(Data items)
• • • •

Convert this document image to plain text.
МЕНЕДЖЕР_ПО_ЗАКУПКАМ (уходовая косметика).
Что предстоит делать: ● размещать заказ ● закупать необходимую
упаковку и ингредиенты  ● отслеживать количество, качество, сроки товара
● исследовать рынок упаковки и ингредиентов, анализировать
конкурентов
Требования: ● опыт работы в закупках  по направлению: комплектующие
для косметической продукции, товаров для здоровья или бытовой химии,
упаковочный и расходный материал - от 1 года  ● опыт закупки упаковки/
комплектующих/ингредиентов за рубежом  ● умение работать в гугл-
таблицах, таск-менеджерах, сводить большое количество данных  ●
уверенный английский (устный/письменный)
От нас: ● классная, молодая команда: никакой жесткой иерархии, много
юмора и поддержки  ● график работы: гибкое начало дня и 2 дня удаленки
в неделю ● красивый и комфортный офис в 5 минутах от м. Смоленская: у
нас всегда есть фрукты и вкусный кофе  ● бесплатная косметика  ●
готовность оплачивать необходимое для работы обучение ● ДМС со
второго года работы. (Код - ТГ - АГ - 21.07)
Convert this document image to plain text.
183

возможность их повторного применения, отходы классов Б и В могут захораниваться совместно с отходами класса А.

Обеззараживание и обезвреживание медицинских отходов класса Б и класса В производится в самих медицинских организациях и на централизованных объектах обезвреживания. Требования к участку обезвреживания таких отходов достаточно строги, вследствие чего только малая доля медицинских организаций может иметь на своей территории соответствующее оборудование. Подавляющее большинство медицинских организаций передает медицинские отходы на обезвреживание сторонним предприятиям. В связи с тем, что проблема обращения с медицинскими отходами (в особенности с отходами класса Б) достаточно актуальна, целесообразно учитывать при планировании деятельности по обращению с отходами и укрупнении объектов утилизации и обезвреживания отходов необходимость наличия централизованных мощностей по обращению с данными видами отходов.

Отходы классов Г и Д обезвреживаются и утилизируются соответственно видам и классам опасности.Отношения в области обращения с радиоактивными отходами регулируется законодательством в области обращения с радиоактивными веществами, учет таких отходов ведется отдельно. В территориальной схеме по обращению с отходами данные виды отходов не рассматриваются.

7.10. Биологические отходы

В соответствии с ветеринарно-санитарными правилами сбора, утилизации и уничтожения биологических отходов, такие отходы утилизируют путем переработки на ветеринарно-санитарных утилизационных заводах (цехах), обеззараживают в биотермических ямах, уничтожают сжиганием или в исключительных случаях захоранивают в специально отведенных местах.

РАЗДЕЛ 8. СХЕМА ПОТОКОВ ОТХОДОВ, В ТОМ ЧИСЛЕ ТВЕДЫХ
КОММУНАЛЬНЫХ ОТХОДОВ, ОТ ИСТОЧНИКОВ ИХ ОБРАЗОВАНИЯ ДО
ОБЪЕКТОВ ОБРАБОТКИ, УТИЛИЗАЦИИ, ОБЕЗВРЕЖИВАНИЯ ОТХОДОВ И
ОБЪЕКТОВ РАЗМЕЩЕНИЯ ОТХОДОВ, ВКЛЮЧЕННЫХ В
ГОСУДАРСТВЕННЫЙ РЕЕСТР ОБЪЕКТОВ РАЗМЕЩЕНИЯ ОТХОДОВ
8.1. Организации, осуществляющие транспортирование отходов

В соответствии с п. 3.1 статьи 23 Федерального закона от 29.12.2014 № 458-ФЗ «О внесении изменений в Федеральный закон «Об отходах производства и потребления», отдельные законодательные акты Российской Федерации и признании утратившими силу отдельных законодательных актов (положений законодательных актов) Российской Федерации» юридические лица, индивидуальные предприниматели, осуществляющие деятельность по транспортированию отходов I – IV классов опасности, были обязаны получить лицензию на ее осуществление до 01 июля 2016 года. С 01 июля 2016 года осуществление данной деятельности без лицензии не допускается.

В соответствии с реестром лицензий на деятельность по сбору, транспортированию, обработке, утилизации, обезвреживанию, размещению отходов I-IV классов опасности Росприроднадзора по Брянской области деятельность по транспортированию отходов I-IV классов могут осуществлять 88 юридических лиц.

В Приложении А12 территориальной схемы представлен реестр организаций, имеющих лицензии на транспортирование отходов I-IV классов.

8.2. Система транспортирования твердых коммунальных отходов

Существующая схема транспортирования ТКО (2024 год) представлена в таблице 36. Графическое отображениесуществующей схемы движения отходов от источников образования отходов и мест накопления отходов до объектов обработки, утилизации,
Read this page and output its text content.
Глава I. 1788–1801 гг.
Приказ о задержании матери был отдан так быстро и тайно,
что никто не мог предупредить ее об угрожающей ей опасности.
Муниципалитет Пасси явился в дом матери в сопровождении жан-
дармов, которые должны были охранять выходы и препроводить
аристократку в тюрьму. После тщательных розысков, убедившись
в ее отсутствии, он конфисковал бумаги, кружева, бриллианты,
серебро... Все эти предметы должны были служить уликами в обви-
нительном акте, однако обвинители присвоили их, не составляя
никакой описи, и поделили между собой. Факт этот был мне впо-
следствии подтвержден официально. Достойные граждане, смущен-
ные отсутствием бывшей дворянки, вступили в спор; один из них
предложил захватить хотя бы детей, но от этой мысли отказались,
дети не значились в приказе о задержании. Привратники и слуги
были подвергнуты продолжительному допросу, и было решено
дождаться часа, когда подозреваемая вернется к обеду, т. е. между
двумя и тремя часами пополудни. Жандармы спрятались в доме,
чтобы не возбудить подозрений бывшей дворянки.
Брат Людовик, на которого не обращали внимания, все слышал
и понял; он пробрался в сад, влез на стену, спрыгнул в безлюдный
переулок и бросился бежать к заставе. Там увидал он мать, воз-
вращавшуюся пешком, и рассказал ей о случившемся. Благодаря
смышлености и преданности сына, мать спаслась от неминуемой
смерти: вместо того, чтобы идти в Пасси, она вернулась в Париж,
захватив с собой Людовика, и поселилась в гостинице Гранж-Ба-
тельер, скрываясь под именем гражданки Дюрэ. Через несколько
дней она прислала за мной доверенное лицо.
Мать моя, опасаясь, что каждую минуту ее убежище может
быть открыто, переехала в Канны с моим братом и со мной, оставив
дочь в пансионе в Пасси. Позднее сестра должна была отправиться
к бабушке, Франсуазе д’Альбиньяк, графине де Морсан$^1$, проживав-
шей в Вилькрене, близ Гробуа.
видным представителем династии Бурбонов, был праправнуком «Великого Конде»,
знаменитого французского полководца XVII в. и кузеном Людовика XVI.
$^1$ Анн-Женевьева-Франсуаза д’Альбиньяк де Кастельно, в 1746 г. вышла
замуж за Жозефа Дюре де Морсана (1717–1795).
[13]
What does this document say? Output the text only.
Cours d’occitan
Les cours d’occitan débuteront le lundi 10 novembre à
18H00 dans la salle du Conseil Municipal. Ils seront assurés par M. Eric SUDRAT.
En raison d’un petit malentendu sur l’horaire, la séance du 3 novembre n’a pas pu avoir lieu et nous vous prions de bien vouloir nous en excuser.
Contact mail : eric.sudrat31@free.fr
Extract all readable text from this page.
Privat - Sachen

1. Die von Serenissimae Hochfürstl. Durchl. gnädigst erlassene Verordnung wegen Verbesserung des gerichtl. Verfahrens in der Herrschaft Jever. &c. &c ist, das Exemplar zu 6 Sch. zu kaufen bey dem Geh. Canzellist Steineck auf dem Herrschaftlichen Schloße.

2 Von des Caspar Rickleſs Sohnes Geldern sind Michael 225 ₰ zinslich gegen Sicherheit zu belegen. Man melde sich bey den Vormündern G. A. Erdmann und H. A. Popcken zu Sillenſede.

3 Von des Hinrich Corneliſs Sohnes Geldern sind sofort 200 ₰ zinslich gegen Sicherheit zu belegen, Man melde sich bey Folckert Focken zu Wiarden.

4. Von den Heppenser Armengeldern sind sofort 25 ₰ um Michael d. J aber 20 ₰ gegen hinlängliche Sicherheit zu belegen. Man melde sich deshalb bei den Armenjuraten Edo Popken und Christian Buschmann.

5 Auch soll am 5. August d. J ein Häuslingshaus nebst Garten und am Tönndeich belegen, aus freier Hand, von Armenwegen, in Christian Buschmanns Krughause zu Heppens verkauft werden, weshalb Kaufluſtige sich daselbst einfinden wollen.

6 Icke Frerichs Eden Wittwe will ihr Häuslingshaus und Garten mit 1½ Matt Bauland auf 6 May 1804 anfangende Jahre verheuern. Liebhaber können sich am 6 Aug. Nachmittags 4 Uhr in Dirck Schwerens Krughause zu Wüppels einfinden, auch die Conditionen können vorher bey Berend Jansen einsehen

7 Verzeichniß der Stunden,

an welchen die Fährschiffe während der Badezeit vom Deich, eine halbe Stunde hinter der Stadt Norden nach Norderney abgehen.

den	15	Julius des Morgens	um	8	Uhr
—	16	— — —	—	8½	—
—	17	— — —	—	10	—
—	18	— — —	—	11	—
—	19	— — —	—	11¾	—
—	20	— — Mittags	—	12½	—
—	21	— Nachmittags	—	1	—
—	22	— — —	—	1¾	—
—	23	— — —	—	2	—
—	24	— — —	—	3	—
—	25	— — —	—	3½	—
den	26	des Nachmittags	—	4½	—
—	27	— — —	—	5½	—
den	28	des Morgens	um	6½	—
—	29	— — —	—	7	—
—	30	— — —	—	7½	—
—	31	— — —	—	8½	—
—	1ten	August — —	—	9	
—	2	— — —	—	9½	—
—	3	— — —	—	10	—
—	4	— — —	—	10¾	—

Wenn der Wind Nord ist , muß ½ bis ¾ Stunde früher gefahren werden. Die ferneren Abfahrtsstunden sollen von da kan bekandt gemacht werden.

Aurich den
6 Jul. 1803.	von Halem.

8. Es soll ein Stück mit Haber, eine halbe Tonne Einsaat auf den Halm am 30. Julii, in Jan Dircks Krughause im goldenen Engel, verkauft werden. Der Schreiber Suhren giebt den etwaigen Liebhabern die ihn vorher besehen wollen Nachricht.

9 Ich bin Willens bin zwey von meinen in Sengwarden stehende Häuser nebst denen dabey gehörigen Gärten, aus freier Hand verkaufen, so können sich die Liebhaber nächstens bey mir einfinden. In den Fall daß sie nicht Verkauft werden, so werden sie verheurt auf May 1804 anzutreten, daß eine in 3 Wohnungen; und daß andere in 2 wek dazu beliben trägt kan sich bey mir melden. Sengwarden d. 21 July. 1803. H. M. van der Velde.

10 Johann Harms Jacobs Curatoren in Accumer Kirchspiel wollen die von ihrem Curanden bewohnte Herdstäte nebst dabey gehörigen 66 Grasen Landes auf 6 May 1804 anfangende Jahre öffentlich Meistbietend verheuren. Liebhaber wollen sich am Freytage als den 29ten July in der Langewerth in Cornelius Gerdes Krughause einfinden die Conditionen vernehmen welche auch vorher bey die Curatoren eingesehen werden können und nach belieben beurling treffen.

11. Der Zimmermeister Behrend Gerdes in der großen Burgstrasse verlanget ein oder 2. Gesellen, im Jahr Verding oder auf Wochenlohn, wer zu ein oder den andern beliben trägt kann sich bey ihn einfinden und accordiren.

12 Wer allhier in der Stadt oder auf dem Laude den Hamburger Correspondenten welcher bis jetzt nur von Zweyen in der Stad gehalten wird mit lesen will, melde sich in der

• • • •

Directive:
Copy each line of the records containing the string "лицензии".

Solution for this exercise:
В соответствии с п. 3.1 статьи 23 Федерального закона от 29.12.2014 № 458-ФЗ «О внесении изменений в Федеральный закон «Об отходах производства и потребления», отдельные законодательные акты Российской Федерации и признании утратившими силу отдельных законодательных актов (положений законодательных актов) Российской Федерации» юридические лица, индивидуальные предприниматели, осуществляющие деятельность по транспортированию отходов I – IV классов опасности, были обязаны получить лицензию на ее осуществление до 01 июля 2016 года. С 01 июля 2016 года осуществление данной деятельности без лицензии не допускается.
В Приложении А12 территориальной схемы представлен реестр организаций, имеющих лицензии на транспортирование отходов I-IV классов.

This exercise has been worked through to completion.